**Written exercise:** Narrow the data below down to the lines containing "здоровья".

[A run of records]
--*--

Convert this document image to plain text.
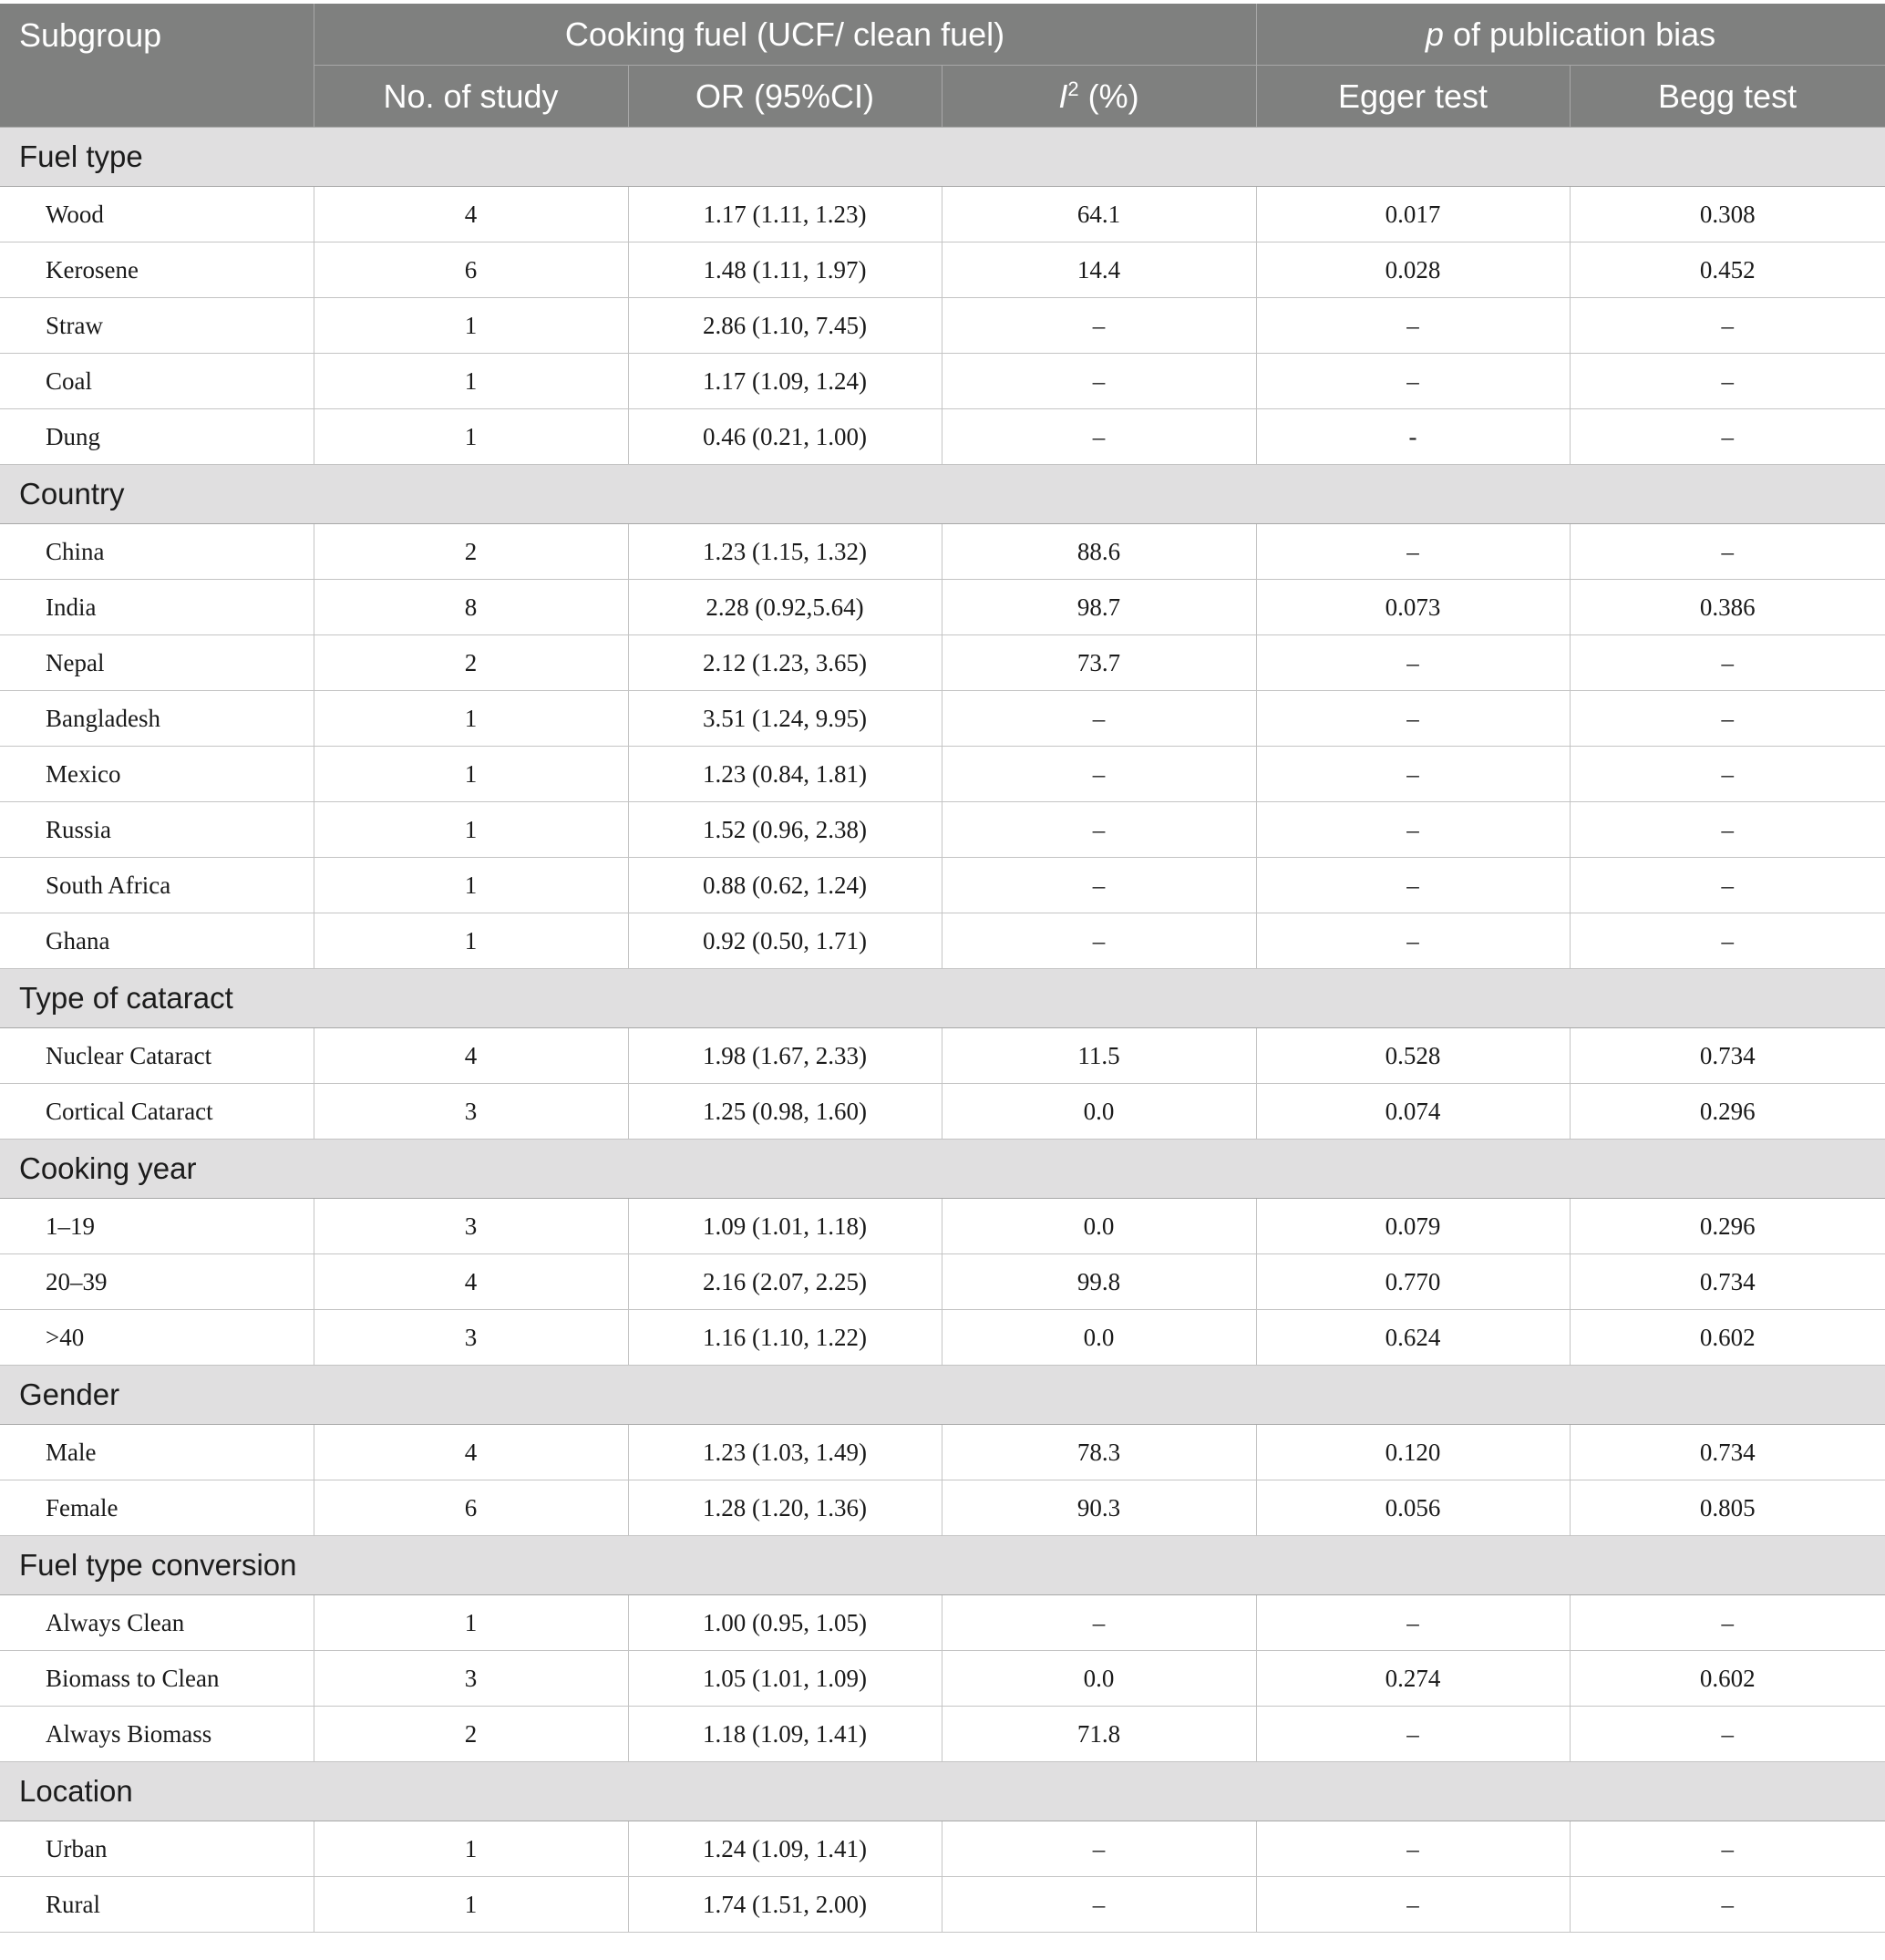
Subgroup	Cooking fuel (UCF/ clean fuel)			p of publication bias	
	No. of study	OR (95%CI)	$I^2$ (%)	Egger test	Begg test
Fuel type					
Wood	4	1.17 (1.11, 1.23)	64.1	0.017	0.308
Kerosene	6	1.48 (1.11, 1.97)	14.4	0.028	0.452
Straw	1	2.86 (1.10, 7.45)	–	–	–
Coal	1	1.17 (1.09, 1.24)	–	–	–
Dung	1	0.46 (0.21, 1.00)	–	-	–
Country					
China	2	1.23 (1.15, 1.32)	88.6	–	–
India	8	2.28 (0.92,5.64)	98.7	0.073	0.386
Nepal	2	2.12 (1.23, 3.65)	73.7	–	–
Bangladesh	1	3.51 (1.24, 9.95)	–	–	–
Mexico	1	1.23 (0.84, 1.81)	–	–	–
Russia	1	1.52 (0.96, 2.38)	–	–	–
South Africa	1	0.88 (0.62, 1.24)	–	–	–
Ghana	1	0.92 (0.50, 1.71)	–	–	–
Type of cataract					
Nuclear Cataract	4	1.98 (1.67, 2.33)	11.5	0.528	0.734
Cortical Cataract	3	1.25 (0.98, 1.60)	0.0	0.074	0.296
Cooking year					
1–19	3	1.09 (1.01, 1.18)	0.0	0.079	0.296
20–39	4	2.16 (2.07, 2.25)	99.8	0.770	0.734
>40	3	1.16 (1.10, 1.22)	0.0	0.624	0.602
Gender					
Male	4	1.23 (1.03, 1.49)	78.3	0.120	0.734
Female	6	1.28 (1.20, 1.36)	90.3	0.056	0.805
Fuel type conversion					
Always Clean	1	1.00 (0.95, 1.05)	–	–	–
Biomass to Clean	3	1.05 (1.01, 1.09)	0.0	0.274	0.602
Always Biomass	2	1.18 (1.09, 1.41)	71.8	–	–
Location					
Urban	1	1.24 (1.09, 1.41)	–	–	–
Rural	1	1.74 (1.51, 2.00)	–	–	–
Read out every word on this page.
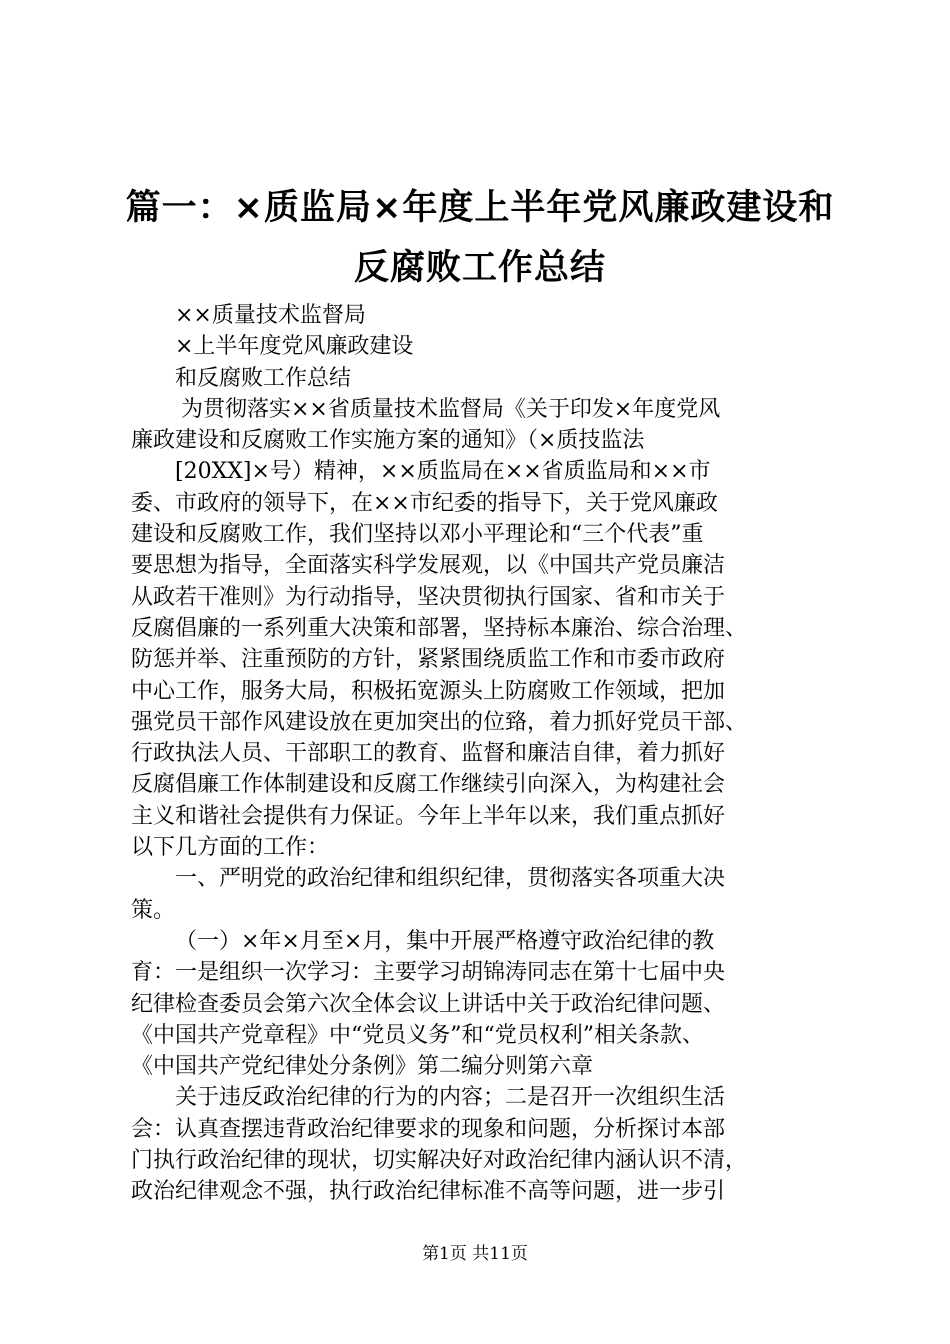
篇一：×质监局×年度上半年党风廉政建设和
反腐败工作总结
××质量技术监督局
×上半年度党风廉政建设
和反腐败工作总结
为贯彻落实××省质量技术监督局《关于印发×年度党风
廉政建设和反腐败工作实施方案的通知》（×质技监法
[20XX]×号）精神，××质监局在××省质监局和××市
委、市政府的领导下，在××市纪委的指导下，关于党风廉政
建设和反腐败工作，我们坚持以邓小平理论和“三个代表”重
要思想为指导，全面落实科学发展观，以《中国共产党员廉洁
从政若干准则》为行动指导，坚决贯彻执行国家、省和市关于
反腐倡廉的一系列重大决策和部署，坚持标本廉治、综合治理、
防惩并举、注重预防的方针，紧紧围绕质监工作和市委市政府
中心工作，服务大局，积极拓宽源头上防腐败工作领域，把加
强党员干部作风建设放在更加突出的位臵，着力抓好党员干部、
行政执法人员、干部职工的教育、监督和廉洁自律，着力抓好
反腐倡廉工作体制建设和反腐工作继续引向深入，为构建社会
主义和谐社会提供有力保证。今年上半年以来，我们重点抓好
以下几方面的工作：
一、严明党的政治纪律和组织纪律，贯彻落实各项重大决
策。
（一）×年×月至×月，集中开展严格遵守政治纪律的教
育：一是组织一次学习：主要学习胡锦涛同志在第十七届中央
纪律检查委员会第六次全体会议上讲话中关于政治纪律问题、
《中国共产党章程》中“党员义务”和“党员权利”相关条款、
《中国共产党纪律处分条例》第二编分则第六章
关于违反政治纪律的行为的内容；二是召开一次组织生活
会：认真查摆违背政治纪律要求的现象和问题，分析探讨本部
门执行政治纪律的现状，切实解决好对政治纪律内涵认识不清，
政治纪律观念不强，执行政治纪律标准不高等问题，进一步引
第1页 共11页
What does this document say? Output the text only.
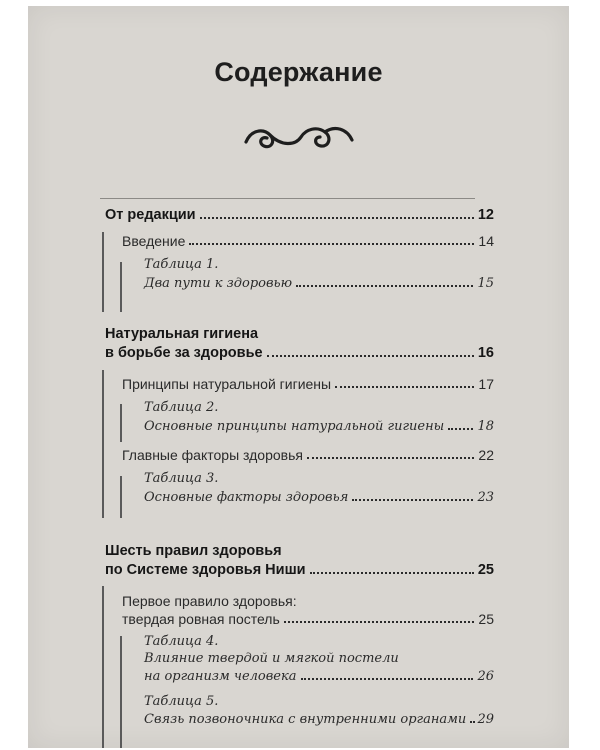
Содержание
От редакции	12
Введение	14
Таблица 1.
Два пути к здоровью	15
Натуральная гигиена
в борьбе за здоровье	16
Принципы натуральной гигиены	17
Таблица 2.
Основные принципы натуральной гигиены	18
Главные факторы здоровья	22
Таблица 3.
Основные факторы здоровья	23
Шесть правил здоровья
по Системе здоровья Ниши	25
Первое правило здоровья:
твердая ровная постель	25
Таблица 4.
Влияние твердой и мягкой постели
на организм человека	26
Таблица 5.
Связь позвоночника с внутренними органами 29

--*--

**Response to the exercise:**
Главные факторы здоровья	22
Основные факторы здоровья	23
Шесть правил здоровья
по Системе здоровья Ниши	25
Первое правило здоровья:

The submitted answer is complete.